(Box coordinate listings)
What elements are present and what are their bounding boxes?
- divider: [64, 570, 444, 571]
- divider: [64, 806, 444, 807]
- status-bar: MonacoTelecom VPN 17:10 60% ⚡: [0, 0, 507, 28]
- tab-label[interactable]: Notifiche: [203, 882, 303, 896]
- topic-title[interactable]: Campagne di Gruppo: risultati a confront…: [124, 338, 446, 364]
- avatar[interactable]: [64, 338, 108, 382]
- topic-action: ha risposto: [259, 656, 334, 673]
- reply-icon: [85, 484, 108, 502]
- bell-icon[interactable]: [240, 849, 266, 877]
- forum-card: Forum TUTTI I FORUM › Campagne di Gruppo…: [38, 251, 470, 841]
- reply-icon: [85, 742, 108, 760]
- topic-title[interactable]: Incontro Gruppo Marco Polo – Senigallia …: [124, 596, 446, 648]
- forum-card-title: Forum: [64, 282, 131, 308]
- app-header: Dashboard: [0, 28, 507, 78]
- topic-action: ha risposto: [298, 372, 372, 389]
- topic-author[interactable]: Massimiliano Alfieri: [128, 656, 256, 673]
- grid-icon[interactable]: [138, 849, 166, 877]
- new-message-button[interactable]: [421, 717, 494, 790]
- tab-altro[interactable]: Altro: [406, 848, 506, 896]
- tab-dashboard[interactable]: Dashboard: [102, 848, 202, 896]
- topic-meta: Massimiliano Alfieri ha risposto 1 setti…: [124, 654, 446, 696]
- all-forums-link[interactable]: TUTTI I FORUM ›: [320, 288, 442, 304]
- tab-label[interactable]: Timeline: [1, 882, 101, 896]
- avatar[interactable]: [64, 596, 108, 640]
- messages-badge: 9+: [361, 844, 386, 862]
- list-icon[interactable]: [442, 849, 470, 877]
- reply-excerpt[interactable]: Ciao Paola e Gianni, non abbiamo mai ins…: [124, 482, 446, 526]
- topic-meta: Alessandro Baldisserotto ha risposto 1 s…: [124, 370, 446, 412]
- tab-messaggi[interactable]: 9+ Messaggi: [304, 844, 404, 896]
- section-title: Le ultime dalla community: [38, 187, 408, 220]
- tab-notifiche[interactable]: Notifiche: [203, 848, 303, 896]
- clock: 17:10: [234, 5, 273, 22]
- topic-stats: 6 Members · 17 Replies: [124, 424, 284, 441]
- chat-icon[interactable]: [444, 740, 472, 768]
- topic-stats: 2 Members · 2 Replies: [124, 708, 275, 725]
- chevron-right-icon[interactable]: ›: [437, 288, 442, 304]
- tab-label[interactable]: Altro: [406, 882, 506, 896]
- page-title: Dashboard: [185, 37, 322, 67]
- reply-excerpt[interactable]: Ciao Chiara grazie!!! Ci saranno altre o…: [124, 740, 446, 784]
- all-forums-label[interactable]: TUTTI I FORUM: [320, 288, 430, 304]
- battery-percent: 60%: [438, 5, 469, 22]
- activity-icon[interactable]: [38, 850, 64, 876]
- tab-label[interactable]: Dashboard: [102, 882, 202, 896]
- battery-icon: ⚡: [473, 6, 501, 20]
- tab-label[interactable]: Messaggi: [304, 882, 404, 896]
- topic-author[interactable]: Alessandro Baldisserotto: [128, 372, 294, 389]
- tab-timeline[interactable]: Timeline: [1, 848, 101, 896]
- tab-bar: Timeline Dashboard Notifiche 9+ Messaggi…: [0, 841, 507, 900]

Task objective = Can you rewrite the rows above with each "reply-icon" changed to "comment-icon" and nothing else altered?

Written response =
What elements are present and what are their bounding boxes?
- divider: [64, 570, 444, 571]
- divider: [64, 806, 444, 807]
- status-bar: MonacoTelecom VPN 17:10 60% ⚡: [0, 0, 507, 28]
- tab-label[interactable]: Notifiche: [203, 882, 303, 896]
- topic-title[interactable]: Campagne di Gruppo: risultati a confront…: [124, 338, 446, 364]
- avatar[interactable]: [64, 338, 108, 382]
- topic-action: ha risposto: [259, 656, 334, 673]
- comment-icon: [85, 484, 108, 502]
- bell-icon[interactable]: [240, 849, 266, 877]
- forum-card: Forum TUTTI I FORUM › Campagne di Gruppo…: [38, 251, 470, 841]
- comment-icon: [85, 742, 108, 760]
- topic-title[interactable]: Incontro Gruppo Marco Polo – Senigallia …: [124, 596, 446, 648]
- forum-card-title: Forum: [64, 282, 131, 308]
- app-header: Dashboard: [0, 28, 507, 78]
- topic-action: ha risposto: [298, 372, 372, 389]
- topic-author[interactable]: Massimiliano Alfieri: [128, 656, 256, 673]
- grid-icon[interactable]: [138, 849, 166, 877]
- new-message-button[interactable]: [421, 717, 494, 790]
- tab-altro[interactable]: Altro: [406, 848, 506, 896]
- tab-dashboard[interactable]: Dashboard: [102, 848, 202, 896]
- topic-meta: Massimiliano Alfieri ha risposto 1 setti…: [124, 654, 446, 696]
- all-forums-link[interactable]: TUTTI I FORUM ›: [320, 288, 442, 304]
- tab-label[interactable]: Timeline: [1, 882, 101, 896]
- avatar[interactable]: [64, 596, 108, 640]
- messages-badge: 9+: [361, 844, 386, 862]
- list-icon[interactable]: [442, 849, 470, 877]
- reply-excerpt[interactable]: Ciao Paola e Gianni, non abbiamo mai ins…: [124, 482, 446, 526]
- topic-meta: Alessandro Baldisserotto ha risposto 1 s…: [124, 370, 446, 412]
- tab-messaggi[interactable]: 9+ Messaggi: [304, 844, 404, 896]
- section-title: Le ultime dalla community: [38, 187, 408, 220]
- tab-notifiche[interactable]: Notifiche: [203, 848, 303, 896]
- clock: 17:10: [234, 5, 273, 22]
- topic-stats: 6 Members · 17 Replies: [124, 424, 284, 441]
- chat-icon[interactable]: [444, 740, 472, 768]
- topic-stats: 2 Members · 2 Replies: [124, 708, 275, 725]
- chevron-right-icon[interactable]: ›: [437, 288, 442, 304]
- tab-label[interactable]: Altro: [406, 882, 506, 896]
- page-title: Dashboard: [185, 37, 322, 67]
- reply-excerpt[interactable]: Ciao Chiara grazie!!! Ci saranno altre o…: [124, 740, 446, 784]
- all-forums-label[interactable]: TUTTI I FORUM: [320, 288, 430, 304]
- battery-percent: 60%: [438, 5, 469, 22]
- activity-icon[interactable]: [38, 850, 64, 876]
- tab-label[interactable]: Dashboard: [102, 882, 202, 896]
- battery-icon: ⚡: [473, 6, 501, 20]
- tab-label[interactable]: Messaggi: [304, 882, 404, 896]
- topic-author[interactable]: Alessandro Baldisserotto: [128, 372, 294, 389]
- tab-timeline[interactable]: Timeline: [1, 848, 101, 896]
- tab-bar: Timeline Dashboard Notifiche 9+ Messaggi…: [0, 841, 507, 900]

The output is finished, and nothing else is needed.